Exercise directions |
Give only the number of lines in the data that contain the word "also".

Data rows |
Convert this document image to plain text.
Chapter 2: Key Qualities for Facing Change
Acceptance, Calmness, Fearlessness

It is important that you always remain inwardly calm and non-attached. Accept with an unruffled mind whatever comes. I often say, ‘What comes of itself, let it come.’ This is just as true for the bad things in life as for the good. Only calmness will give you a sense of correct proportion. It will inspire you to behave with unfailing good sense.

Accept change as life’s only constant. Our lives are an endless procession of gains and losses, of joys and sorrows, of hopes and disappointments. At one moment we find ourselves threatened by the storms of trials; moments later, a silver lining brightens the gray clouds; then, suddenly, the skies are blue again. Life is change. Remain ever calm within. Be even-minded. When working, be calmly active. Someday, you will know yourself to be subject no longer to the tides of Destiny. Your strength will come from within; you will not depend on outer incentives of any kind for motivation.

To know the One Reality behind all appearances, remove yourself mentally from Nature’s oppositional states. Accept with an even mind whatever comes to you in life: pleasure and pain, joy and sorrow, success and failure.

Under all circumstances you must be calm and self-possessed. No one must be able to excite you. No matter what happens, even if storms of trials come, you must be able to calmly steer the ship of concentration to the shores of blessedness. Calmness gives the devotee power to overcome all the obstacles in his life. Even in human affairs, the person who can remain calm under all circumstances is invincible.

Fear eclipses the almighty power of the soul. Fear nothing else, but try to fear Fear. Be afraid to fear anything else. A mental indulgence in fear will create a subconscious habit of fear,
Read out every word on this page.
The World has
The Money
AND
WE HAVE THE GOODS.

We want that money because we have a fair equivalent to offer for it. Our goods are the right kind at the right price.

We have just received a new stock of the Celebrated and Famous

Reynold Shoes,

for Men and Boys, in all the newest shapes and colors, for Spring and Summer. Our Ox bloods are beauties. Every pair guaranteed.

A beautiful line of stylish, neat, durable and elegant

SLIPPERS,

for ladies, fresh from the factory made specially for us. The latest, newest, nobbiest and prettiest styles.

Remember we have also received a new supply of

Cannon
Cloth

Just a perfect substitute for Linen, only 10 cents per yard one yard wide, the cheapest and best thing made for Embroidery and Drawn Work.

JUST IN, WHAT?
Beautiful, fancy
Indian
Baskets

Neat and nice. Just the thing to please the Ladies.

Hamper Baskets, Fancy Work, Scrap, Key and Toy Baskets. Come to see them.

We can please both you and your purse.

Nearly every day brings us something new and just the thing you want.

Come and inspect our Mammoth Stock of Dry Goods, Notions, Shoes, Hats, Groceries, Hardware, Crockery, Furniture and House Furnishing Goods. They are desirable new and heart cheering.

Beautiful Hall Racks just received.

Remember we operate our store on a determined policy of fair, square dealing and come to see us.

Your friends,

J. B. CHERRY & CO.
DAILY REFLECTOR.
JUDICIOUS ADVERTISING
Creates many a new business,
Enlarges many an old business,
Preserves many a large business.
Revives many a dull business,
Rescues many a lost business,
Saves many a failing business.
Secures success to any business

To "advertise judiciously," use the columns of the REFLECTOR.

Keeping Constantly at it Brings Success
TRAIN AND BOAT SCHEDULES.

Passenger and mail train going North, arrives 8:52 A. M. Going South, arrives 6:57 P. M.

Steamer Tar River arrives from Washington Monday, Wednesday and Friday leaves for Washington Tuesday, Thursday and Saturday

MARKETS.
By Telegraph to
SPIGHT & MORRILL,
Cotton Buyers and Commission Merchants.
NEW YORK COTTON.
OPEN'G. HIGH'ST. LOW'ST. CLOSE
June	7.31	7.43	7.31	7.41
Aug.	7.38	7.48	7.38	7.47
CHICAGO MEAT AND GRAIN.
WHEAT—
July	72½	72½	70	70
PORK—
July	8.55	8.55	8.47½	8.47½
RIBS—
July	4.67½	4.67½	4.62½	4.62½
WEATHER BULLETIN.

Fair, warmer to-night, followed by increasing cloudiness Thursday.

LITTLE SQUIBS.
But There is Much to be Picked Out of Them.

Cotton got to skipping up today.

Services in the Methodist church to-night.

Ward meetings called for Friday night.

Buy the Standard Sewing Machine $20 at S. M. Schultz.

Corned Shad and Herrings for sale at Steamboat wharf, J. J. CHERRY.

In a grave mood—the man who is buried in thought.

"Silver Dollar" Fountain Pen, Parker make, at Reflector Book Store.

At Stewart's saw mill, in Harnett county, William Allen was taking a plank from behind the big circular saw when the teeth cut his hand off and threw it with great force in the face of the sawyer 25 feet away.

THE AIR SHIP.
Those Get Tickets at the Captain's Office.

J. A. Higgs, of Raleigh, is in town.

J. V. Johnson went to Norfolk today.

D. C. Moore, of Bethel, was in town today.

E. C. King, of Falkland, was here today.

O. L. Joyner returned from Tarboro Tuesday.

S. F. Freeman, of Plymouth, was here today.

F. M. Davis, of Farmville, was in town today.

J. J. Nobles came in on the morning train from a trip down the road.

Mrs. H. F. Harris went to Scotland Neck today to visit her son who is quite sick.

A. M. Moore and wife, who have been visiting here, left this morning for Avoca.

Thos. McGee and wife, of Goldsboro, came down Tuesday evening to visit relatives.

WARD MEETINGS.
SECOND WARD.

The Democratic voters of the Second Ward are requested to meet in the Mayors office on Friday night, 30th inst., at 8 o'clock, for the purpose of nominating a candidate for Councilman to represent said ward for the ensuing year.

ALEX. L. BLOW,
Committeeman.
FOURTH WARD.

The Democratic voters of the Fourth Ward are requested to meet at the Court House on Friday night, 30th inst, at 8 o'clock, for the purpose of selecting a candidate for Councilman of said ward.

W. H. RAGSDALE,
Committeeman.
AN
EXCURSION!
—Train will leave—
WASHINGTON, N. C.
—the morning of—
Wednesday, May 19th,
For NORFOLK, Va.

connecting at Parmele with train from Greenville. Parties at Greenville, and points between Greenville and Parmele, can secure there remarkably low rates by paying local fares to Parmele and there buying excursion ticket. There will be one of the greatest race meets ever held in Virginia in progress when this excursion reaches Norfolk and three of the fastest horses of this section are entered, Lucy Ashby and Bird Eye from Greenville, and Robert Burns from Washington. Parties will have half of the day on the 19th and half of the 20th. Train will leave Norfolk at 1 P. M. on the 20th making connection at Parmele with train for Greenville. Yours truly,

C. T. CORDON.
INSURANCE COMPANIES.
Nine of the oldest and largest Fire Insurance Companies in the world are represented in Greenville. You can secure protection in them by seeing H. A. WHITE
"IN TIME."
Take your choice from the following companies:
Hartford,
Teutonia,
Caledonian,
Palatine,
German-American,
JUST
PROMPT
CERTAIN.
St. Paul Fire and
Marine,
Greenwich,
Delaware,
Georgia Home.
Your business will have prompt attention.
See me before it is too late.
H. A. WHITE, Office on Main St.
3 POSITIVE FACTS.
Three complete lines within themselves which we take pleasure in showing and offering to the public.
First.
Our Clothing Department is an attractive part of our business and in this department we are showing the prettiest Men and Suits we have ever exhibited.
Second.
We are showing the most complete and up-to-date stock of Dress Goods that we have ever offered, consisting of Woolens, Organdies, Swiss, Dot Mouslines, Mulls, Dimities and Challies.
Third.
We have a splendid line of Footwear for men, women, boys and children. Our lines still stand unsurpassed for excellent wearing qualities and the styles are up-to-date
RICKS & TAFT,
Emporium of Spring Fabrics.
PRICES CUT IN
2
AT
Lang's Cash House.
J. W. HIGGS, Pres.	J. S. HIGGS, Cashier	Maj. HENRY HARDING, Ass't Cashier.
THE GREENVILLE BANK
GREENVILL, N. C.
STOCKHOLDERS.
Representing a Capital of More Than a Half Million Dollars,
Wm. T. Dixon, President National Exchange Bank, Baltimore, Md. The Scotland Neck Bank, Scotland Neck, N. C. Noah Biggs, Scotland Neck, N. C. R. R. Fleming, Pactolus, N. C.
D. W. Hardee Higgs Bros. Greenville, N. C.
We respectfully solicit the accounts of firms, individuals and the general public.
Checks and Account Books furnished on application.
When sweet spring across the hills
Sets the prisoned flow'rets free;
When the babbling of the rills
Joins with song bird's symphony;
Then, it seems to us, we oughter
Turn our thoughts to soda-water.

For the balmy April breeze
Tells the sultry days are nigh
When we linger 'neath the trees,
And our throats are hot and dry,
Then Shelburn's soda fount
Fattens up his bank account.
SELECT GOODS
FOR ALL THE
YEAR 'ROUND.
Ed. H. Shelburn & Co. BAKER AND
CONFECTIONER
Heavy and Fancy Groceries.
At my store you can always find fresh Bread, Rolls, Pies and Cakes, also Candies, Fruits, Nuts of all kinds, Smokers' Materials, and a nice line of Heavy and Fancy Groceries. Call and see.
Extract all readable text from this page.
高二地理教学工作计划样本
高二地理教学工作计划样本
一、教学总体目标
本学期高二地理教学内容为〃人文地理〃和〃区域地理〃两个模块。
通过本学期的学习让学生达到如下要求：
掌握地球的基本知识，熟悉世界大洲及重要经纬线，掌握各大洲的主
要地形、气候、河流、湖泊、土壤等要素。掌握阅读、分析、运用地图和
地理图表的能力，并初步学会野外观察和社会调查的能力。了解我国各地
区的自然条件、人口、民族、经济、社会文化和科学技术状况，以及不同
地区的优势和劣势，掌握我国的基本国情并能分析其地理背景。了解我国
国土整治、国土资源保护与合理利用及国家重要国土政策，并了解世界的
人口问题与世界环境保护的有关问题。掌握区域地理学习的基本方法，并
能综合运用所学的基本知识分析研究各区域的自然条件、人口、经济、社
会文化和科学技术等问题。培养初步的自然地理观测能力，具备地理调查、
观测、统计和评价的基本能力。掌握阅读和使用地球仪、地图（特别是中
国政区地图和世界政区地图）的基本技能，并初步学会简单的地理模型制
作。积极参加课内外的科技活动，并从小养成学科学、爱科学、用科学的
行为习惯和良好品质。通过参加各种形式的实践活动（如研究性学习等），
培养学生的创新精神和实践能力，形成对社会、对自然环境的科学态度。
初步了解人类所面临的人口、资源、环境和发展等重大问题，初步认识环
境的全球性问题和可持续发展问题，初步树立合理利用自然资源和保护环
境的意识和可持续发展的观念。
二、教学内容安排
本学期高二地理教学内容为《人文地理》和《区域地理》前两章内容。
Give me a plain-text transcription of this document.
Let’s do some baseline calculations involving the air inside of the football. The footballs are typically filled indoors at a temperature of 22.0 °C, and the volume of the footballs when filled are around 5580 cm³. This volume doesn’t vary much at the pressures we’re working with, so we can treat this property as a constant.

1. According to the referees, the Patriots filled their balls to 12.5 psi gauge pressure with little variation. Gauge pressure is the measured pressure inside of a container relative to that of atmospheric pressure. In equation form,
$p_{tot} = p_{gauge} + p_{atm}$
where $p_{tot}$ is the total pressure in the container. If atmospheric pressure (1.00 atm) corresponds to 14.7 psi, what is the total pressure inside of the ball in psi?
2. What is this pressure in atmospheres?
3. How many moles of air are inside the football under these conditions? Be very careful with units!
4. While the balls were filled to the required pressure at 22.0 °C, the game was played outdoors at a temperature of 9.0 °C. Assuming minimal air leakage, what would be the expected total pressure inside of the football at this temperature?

Written answer |
2